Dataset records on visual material
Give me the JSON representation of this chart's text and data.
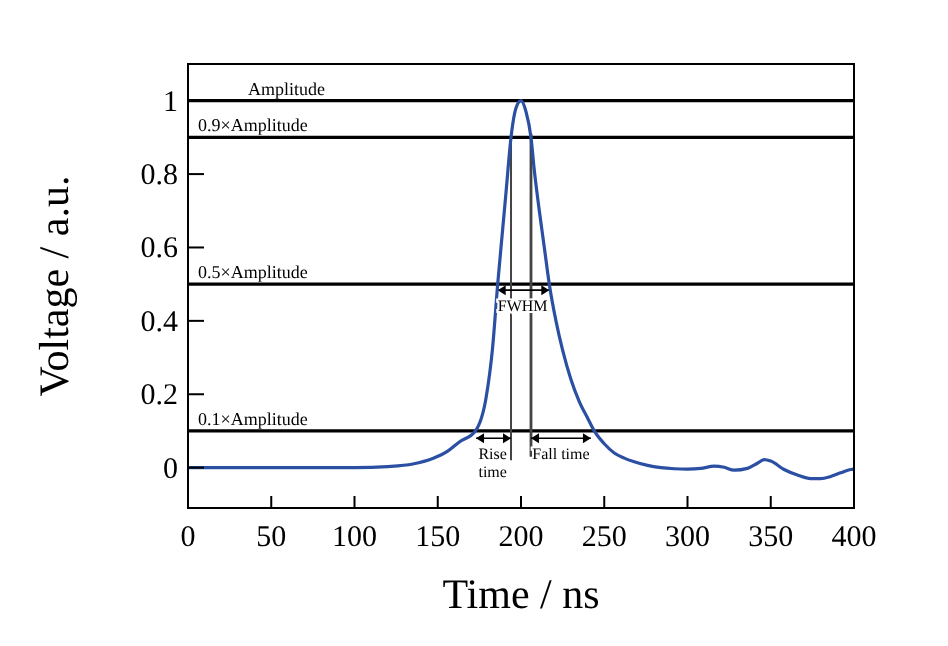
{
  "chart_data": {
    "type": "line",
    "xlabel": "Time / ns",
    "ylabel": "Voltage / a.u.",
    "x": [
      0,
      50,
      100,
      120,
      135,
      147,
      156,
      163,
      172.6,
      179,
      183,
      186,
      189,
      191,
      194,
      197,
      200,
      203,
      206,
      208,
      211,
      214,
      217,
      221,
      225,
      230,
      235,
      240,
      244,
      250,
      256,
      262,
      268,
      276,
      284,
      292,
      300,
      308,
      316,
      322,
      328,
      336,
      342,
      346,
      350,
      358,
      366,
      374,
      380,
      386,
      392,
      398,
      400
    ],
    "series": [
      {
        "color": "#2a4fa3",
        "values": [
          0,
          0,
          0,
          0.003,
          0.01,
          0.025,
          0.045,
          0.07,
          0.1,
          0.19,
          0.33,
          0.5,
          0.65,
          0.75,
          0.9,
          0.98,
          1,
          0.97,
          0.9,
          0.81,
          0.7,
          0.6,
          0.5,
          0.4,
          0.32,
          0.24,
          0.18,
          0.135,
          0.1,
          0.065,
          0.04,
          0.026,
          0.016,
          0.006,
          0,
          -0.003,
          -0.004,
          -0.002,
          0.004,
          0.001,
          -0.007,
          -0.002,
          0.012,
          0.022,
          0.018,
          -0.005,
          -0.02,
          -0.03,
          -0.03,
          -0.024,
          -0.014,
          -0.005,
          -0.004
        ]
      }
    ],
    "xlim": [
      0,
      400
    ],
    "xticks": [
      0,
      50,
      100,
      150,
      200,
      250,
      300,
      350,
      400
    ],
    "ylim": [
      -0.11,
      1.1
    ],
    "yticks": [
      0,
      0.2,
      0.4,
      0.6,
      0.8,
      1
    ],
    "grid": false,
    "marker": "none",
    "line_style": "solid",
    "ref_lines": [
      {
        "axis": "y",
        "value": 1,
        "label": "Amplitude"
      },
      {
        "axis": "y",
        "value": 0.9,
        "label": "0.9×Amplitude"
      },
      {
        "axis": "y",
        "value": 0.5,
        "label": "0.5×Amplitude"
      },
      {
        "axis": "y",
        "value": 0.1,
        "label": "0.1×Amplitude"
      }
    ],
    "annotations": [
      "FWHM",
      "Rise time",
      "Fall time"
    ]
  }
}
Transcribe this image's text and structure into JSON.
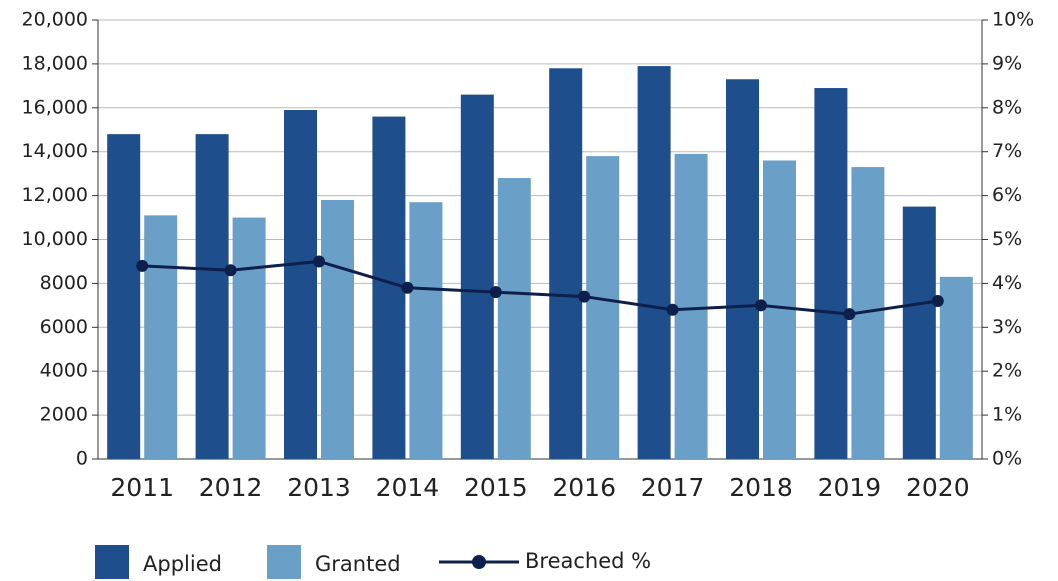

Brief: What is needed is an exact reproduction of the data, pictures excluded.

Reply to the exercise:
Give me the JSON representation of this chart's text and data.
{
  "chart_data": {
    "type": "line",
    "xlabel": "Time / ns",
    "ylabel": "Voltage / a.u.",
    "x": [
      0,
      50,
      100,
      120,
      135,
      147,
      156,
      163,
      172.6,
      179,
      183,
      186,
      189,
      191,
      194,
      197,
      200,
      203,
      206,
      208,
      211,
      214,
      217,
      221,
      225,
      230,
      235,
      240,
      244,
      250,
      256,
      262,
      268,
      276,
      284,
      292,
      300,
      308,
      316,
      322,
      328,
      336,
      342,
      346,
      350,
      358,
      366,
      374,
      380,
      386,
      392,
      398,
      400
    ],
    "series": [
      {
        "color": "#2a4fa3",
        "values": [
          0,
          0,
          0,
          0.003,
          0.01,
          0.025,
          0.045,
          0.07,
          0.1,
          0.19,
          0.33,
          0.5,
          0.65,
          0.75,
          0.9,
          0.98,
          1,
          0.97,
          0.9,
          0.81,
          0.7,
          0.6,
          0.5,
          0.4,
          0.32,
          0.24,
          0.18,
          0.135,
          0.1,
          0.065,
          0.04,
          0.026,
          0.016,
          0.006,
          0,
          -0.003,
          -0.004,
          -0.002,
          0.004,
          0.001,
          -0.007,
          -0.002,
          0.012,
          0.022,
          0.018,
          -0.005,
          -0.02,
          -0.03,
          -0.03,
          -0.024,
          -0.014,
          -0.005,
          -0.004
        ]
      }
    ],
    "xlim": [
      0,
      400
    ],
    "xticks": [
      0,
      50,
      100,
      150,
      200,
      250,
      300,
      350,
      400
    ],
    "ylim": [
      -0.11,
      1.1
    ],
    "yticks": [
      0,
      0.2,
      0.4,
      0.6,
      0.8,
      1
    ],
    "grid": false,
    "marker": "none",
    "line_style": "solid",
    "ref_lines": [
      {
        "axis": "y",
        "value": 1,
        "label": "Amplitude"
      },
      {
        "axis": "y",
        "value": 0.9,
        "label": "0.9×Amplitude"
      },
      {
        "axis": "y",
        "value": 0.5,
        "label": "0.5×Amplitude"
      },
      {
        "axis": "y",
        "value": 0.1,
        "label": "0.1×Amplitude"
      }
    ],
    "annotations": [
      "FWHM",
      "Rise time",
      "Fall time"
    ]
  }
}
Transcribe this image's text and structure into JSON.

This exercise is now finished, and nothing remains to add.